#### Teks Bacaan:
Muhammadiyahnomics Jadi Laporan Utama Majalah Matan; Oleh Miftahul Ilmi, Redaksut Majalah Matan
PWMU.CO – Persoalan ekonomi belakangan menjadi tema sentral dalam berbagai diskusi di panggung akademik, politik, dan pendidikan. Bahkan agama dan kebudayaan. Kehidupan manusia memang tak mungkin lepas dari sektor kehidupan satu ini. Dalam berbagai realitas justru faktor ekonomi menjadi basis dan penentu bagi dinamika keberlanjutan sektor lainnya. Misalnya, politik nasional yang kini ditengarai banyak dikendalikan oligarki alias pemilik modal besar.
Sayangnya, umat Islam masih mengidap kelemahan di titik ini. Tak terkecuali Muhammadiyah sebagai gerakan Islam sejak 1912 yang sejatinya malah digagas seorang saudagar muslim Kiai Ahmad Dahlan. Bagaimana gerakan Islam Berkemajuan membaca dirinya dan bangsa ini menata kehidupan ekonominya ke depan dan strategi apa yang mesti dilakukan?
Ihwal inilah yang menjadi telaah Kajian Ramadhan 1444 yang diselenggarakan Pimpinan Wilayah Muhammadiyah Jawa Timur di Universitas Muhammadiyah Malang (UMM), Sabtu (25/3/2023). Dalam kajian yang bertema, ‘Membangkitkan Jihad Ekonomi’ beberapa praktisi, penentu kebijakan nasional, dan pimpinan Persyarikatan mengulik kembali amanat Muktamar Makassar 2015 lalu yang mendorong terobosan jihad ekonomi.
Dalam kajian akademik meminjam istilah kebijakan ekonomi yang lahir dari suatu periode pemerintahan atau kelompok sosial tertentu bisa disebut Muhammadiyahnomics, yaitu gerakan pemikiran dan amal usaha ekonomi Muhammadiyah yang berlandaskan keberagamaan, keadilan, dan kesejahteraan untuk semua.
Upaya PWM Jatim Jadi Pionir Jihad Ekonomi
Ketua PWM Jatim Dr dr Sukadiono MM menuturkan, jihad di bidang ekonomi masih pada tataran wacana. “Itulah kenapa kita mengambil tema Membangkitkan Jihad Ekonomi Muhammadiyah. Itu karena sudah menjadi keputusan Muktamar Makassar 2015 dan Muktamar Solo Surakarta 2022 lalu,” paparnya.

#### Data yang Disediakan:

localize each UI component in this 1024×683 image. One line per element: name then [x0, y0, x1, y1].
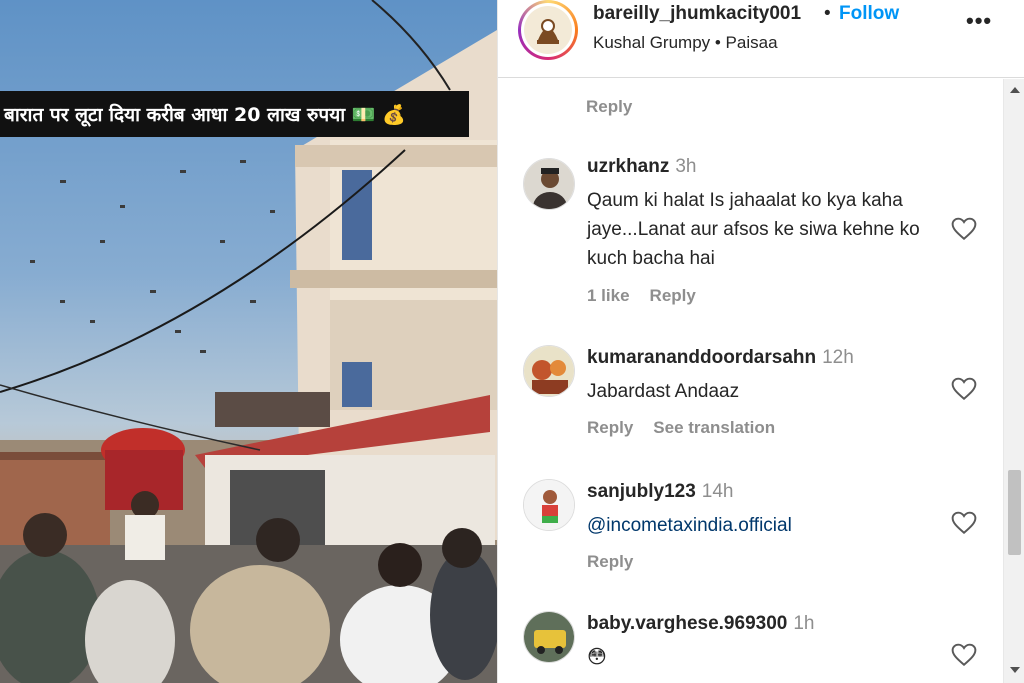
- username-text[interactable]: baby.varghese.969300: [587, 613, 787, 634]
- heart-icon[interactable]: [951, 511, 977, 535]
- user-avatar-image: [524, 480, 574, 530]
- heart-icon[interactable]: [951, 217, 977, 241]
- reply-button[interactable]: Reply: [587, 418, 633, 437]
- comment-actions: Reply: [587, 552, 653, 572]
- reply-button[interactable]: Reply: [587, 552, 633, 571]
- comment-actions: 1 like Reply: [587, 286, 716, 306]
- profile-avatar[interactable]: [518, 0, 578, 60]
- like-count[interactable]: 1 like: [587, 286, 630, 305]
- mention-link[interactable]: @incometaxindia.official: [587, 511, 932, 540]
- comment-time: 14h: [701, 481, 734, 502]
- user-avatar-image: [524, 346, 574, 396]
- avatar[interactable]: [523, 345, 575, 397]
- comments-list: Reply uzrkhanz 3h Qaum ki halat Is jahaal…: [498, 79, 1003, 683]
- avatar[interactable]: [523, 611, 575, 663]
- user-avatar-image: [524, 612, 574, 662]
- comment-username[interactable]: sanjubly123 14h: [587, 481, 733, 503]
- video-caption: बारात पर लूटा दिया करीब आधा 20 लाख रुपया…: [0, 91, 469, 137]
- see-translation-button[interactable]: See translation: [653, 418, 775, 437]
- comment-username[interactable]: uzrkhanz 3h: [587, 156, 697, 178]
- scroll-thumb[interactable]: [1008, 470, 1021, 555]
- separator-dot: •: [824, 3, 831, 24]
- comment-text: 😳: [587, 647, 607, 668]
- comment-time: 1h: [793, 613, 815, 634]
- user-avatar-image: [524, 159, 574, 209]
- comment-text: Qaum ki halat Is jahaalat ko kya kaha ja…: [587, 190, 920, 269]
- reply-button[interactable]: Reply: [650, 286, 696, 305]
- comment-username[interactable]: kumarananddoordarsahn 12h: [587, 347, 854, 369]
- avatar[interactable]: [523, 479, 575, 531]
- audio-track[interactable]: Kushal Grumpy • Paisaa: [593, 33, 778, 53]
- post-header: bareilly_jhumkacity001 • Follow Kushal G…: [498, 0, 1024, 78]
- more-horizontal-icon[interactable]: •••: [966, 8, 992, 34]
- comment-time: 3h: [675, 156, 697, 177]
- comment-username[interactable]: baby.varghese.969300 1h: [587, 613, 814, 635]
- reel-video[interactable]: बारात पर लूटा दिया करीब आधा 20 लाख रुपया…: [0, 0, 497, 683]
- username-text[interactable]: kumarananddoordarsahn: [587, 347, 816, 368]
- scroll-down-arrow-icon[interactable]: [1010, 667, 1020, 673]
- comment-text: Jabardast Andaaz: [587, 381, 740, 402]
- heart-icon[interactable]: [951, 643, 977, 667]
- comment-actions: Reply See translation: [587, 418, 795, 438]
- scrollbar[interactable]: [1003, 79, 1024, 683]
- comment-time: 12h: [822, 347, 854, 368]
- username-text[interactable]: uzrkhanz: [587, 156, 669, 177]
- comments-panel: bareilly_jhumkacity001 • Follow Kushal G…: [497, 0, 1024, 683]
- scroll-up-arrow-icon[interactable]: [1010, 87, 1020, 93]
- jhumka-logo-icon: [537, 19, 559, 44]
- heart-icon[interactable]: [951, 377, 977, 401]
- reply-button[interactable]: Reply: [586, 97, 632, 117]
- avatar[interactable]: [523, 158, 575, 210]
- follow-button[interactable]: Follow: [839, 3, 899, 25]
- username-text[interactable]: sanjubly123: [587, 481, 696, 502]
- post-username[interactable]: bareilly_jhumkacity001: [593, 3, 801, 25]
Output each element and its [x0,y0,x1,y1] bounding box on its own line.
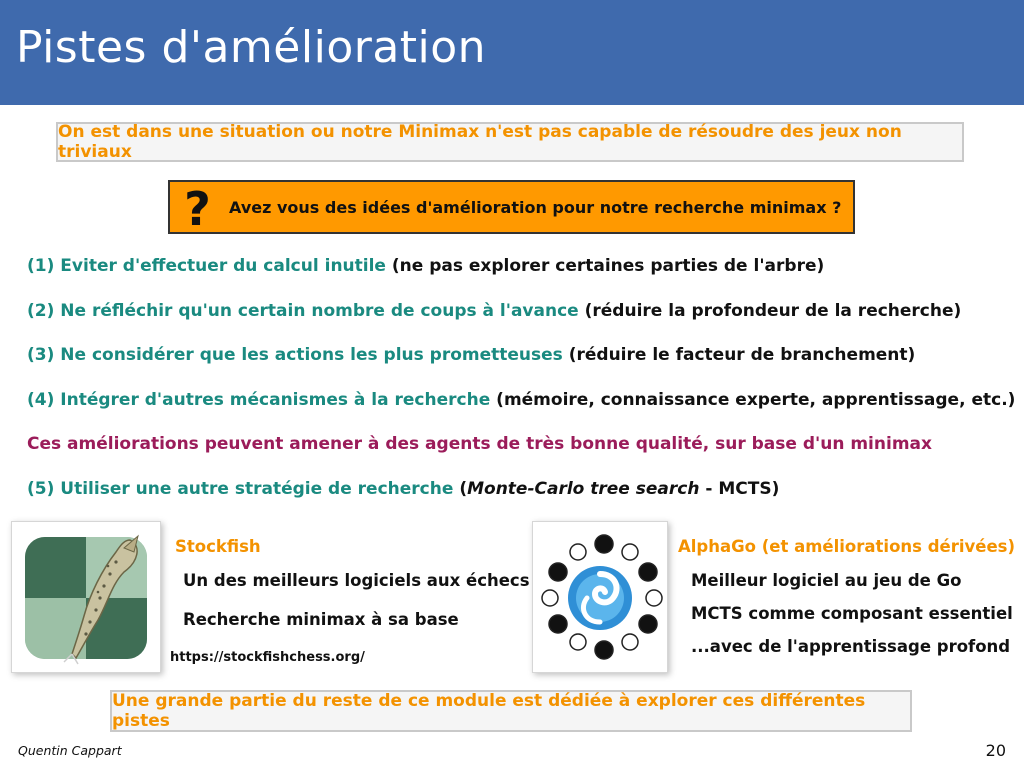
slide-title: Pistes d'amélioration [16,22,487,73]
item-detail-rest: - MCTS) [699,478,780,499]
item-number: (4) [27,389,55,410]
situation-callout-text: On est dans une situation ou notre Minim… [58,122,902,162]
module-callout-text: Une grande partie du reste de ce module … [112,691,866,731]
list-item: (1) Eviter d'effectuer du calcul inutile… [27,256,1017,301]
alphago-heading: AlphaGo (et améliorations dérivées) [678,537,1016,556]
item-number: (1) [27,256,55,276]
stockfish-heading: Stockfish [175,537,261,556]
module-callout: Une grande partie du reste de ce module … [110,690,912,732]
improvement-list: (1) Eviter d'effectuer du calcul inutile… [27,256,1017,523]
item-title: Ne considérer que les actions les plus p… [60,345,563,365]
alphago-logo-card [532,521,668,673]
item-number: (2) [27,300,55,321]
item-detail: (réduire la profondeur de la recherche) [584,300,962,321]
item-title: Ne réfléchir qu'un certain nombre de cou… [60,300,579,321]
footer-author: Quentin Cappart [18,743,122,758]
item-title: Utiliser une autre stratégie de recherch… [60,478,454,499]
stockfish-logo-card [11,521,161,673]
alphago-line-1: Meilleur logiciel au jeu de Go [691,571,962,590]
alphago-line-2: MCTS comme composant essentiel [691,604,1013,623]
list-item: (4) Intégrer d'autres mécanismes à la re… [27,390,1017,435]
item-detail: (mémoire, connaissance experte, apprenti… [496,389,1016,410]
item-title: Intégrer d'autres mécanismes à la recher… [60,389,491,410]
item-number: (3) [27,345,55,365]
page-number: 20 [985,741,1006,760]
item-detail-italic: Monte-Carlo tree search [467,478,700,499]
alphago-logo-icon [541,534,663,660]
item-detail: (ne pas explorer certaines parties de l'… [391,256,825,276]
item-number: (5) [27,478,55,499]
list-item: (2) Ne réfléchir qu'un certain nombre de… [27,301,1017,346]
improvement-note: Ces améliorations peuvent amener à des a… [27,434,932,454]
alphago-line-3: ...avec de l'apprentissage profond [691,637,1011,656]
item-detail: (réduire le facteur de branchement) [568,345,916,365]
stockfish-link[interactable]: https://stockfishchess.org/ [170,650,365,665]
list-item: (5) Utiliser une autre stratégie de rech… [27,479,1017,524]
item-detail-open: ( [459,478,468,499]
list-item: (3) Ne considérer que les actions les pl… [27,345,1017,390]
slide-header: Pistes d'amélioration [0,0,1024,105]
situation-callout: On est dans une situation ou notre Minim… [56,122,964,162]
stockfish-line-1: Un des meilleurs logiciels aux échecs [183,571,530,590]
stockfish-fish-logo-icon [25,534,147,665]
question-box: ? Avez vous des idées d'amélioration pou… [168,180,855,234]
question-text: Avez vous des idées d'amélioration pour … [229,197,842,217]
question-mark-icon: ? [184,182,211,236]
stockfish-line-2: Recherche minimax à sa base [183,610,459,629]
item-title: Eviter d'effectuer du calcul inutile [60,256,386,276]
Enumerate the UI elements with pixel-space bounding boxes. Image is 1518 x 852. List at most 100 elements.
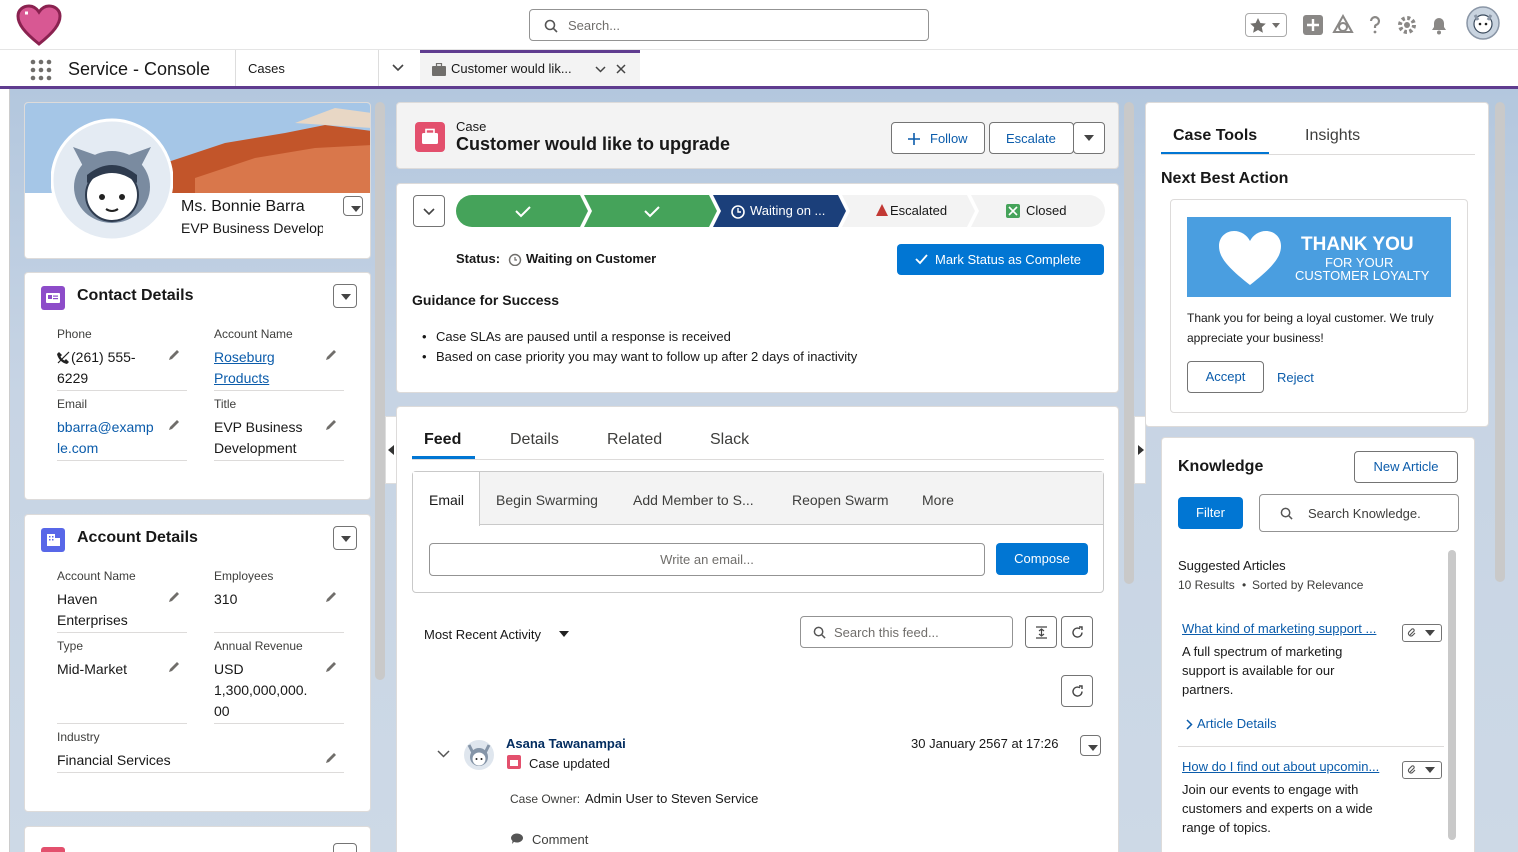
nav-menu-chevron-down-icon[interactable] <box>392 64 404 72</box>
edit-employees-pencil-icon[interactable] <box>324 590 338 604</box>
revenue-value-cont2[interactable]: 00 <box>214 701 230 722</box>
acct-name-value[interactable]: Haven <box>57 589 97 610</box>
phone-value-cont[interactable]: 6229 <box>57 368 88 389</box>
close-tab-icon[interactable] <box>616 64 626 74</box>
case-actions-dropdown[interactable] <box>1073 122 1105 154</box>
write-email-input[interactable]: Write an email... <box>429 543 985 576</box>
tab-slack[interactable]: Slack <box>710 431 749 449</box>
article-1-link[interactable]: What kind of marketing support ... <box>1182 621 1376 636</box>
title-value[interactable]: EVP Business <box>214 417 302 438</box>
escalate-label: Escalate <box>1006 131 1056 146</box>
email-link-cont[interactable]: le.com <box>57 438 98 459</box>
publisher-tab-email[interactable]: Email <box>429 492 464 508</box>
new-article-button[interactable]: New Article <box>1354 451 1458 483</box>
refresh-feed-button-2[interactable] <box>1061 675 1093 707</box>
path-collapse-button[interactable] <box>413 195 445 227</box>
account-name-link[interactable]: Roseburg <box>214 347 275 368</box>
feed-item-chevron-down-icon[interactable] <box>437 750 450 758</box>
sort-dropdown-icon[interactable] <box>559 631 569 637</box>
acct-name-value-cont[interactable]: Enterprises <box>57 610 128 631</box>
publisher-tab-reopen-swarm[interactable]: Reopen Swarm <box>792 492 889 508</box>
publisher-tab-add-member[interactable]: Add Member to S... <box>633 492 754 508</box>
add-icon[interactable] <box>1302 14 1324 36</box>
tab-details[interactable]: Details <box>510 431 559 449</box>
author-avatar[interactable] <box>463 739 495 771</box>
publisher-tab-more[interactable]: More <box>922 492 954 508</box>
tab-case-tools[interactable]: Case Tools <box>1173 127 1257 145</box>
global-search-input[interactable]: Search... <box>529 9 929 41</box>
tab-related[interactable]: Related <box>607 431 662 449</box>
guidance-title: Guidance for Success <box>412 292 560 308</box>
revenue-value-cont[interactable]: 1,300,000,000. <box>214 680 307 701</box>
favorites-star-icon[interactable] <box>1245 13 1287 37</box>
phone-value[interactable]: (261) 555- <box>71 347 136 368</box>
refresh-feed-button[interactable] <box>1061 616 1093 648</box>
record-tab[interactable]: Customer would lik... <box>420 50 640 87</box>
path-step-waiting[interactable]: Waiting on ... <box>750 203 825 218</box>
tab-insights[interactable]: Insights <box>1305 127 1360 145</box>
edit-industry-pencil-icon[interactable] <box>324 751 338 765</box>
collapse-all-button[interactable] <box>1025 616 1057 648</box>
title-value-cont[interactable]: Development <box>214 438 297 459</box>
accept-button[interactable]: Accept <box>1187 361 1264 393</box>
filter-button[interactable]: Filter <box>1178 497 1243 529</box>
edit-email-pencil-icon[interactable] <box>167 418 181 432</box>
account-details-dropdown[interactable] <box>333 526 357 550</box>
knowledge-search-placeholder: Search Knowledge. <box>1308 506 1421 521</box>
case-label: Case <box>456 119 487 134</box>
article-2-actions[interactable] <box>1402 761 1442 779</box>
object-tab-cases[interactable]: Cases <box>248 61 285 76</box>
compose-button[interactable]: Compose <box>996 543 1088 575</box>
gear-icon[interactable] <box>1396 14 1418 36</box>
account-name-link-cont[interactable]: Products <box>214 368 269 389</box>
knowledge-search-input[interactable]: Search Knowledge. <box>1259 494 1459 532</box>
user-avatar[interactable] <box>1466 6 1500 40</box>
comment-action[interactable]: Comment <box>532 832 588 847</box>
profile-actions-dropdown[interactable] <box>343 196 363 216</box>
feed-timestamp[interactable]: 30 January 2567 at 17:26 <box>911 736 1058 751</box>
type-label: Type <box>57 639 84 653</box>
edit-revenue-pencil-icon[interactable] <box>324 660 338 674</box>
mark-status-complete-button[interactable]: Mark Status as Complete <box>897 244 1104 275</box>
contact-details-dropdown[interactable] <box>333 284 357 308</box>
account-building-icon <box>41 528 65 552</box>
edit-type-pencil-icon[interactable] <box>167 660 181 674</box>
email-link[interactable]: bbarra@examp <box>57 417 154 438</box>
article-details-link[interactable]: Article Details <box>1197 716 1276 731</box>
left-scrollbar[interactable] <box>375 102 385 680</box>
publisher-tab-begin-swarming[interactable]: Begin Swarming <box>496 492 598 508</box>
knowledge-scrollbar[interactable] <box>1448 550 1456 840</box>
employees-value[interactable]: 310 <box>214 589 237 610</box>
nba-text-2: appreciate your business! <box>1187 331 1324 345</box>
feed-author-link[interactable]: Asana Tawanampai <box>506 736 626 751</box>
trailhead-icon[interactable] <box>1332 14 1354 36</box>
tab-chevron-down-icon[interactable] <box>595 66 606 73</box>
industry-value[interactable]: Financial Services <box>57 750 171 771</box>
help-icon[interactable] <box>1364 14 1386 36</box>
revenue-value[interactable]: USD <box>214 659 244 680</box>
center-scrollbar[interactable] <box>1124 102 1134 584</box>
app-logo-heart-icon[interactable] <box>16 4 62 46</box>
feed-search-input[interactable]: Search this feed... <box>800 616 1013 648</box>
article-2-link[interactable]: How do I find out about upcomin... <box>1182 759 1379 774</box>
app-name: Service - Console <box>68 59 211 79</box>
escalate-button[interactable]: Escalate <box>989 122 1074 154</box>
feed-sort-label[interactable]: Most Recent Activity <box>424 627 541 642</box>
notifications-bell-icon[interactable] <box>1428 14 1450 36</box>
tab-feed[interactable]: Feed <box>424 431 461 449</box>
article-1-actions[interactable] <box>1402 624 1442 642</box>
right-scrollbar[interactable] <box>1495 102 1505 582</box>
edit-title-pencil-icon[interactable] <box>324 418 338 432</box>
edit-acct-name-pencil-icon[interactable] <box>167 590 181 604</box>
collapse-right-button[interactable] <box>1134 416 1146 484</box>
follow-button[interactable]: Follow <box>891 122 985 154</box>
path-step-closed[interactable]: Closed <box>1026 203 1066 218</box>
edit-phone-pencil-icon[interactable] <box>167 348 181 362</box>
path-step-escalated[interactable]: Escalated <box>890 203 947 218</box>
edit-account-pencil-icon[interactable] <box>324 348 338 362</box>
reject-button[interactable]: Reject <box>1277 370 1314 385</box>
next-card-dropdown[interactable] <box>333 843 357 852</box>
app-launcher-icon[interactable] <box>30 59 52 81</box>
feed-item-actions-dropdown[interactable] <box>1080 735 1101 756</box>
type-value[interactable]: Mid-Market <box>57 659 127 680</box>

#### Kumpulan Tugas:
- 1) Tuliskan bagian teks tentang Muhammadiyahnomics yang dimulai dari "Muhammadiyahnomics Jadi Laporan" dan berakhir pada "yang mesti dilakukan?", dengan mengganti "Kiai Ahmad Dahlan" menjadi "KH Ahmad Dahlan".
- 2) Ubah baris-baris listing yang dimulai dari baris berisi "613, 787, 634]" dan berakhir pada baris berisi "- comment-actions: 1", termasuk kedua baris itu, menjadi tabel Markdown dengan kolom "No." dan "Isi Baris". Lewati baris kosong.
Teks dan listing tidak berkaitan satu sama lain.

#### Jawaban:
- 1)
Muhammadiyahnomics Jadi Laporan Utama Majalah Matan; Oleh Miftahul Ilmi, Redaksut Majalah Matan
PWMU.CO – Persoalan ekonomi belakangan menjadi tema sentral dalam berbagai diskusi di panggung akademik, politik, dan pendidikan. Bahkan agama dan kebudayaan. Kehidupan manusia memang tak mungkin lepas dari sektor kehidupan satu ini. Dalam berbagai realitas justru faktor ekonomi menjadi basis dan penentu bagi dinamika keberlanjutan sektor lainnya. Misalnya, politik nasional yang kini ditengarai banyak dikendalikan oligarki alias pemilik modal besar.
Sayangnya, umat Islam masih mengidap kelemahan di titik ini. Tak terkecuali Muhammadiyah sebagai gerakan Islam sejak 1912 yang sejatinya malah digagas seorang saudagar muslim KH Ahmad Dahlan. Bagaimana gerakan Islam Berkemajuan membaca dirinya dan bangsa ini menata kehidupan ekonominya ke depan dan strategi apa yang mesti dilakukan?

- 2)
| No. | Isi Baris |
|---|---|
| 1 | - username-text[interactable]: baby.varghese.969300: [587, 613, 787, 634] |
| 2 | - heart-icon[interactable]: [951, 511, 977, 535] |
| 3 | - user-avatar-image: [524, 480, 574, 530] |
| 4 | - heart-icon[interactable]: [951, 217, 977, 241] |
| 5 | - reply-button[interactable]: Reply: [587, 418, 633, 437] |
| 6 | - comment-actions: Reply: [587, 552, 653, 572] |
| 7 | - reply-button[interactable]: Reply: [587, 552, 633, 571] |
| 8 | - comment-actions: 1 like Reply: [587, 286, 716, 306] |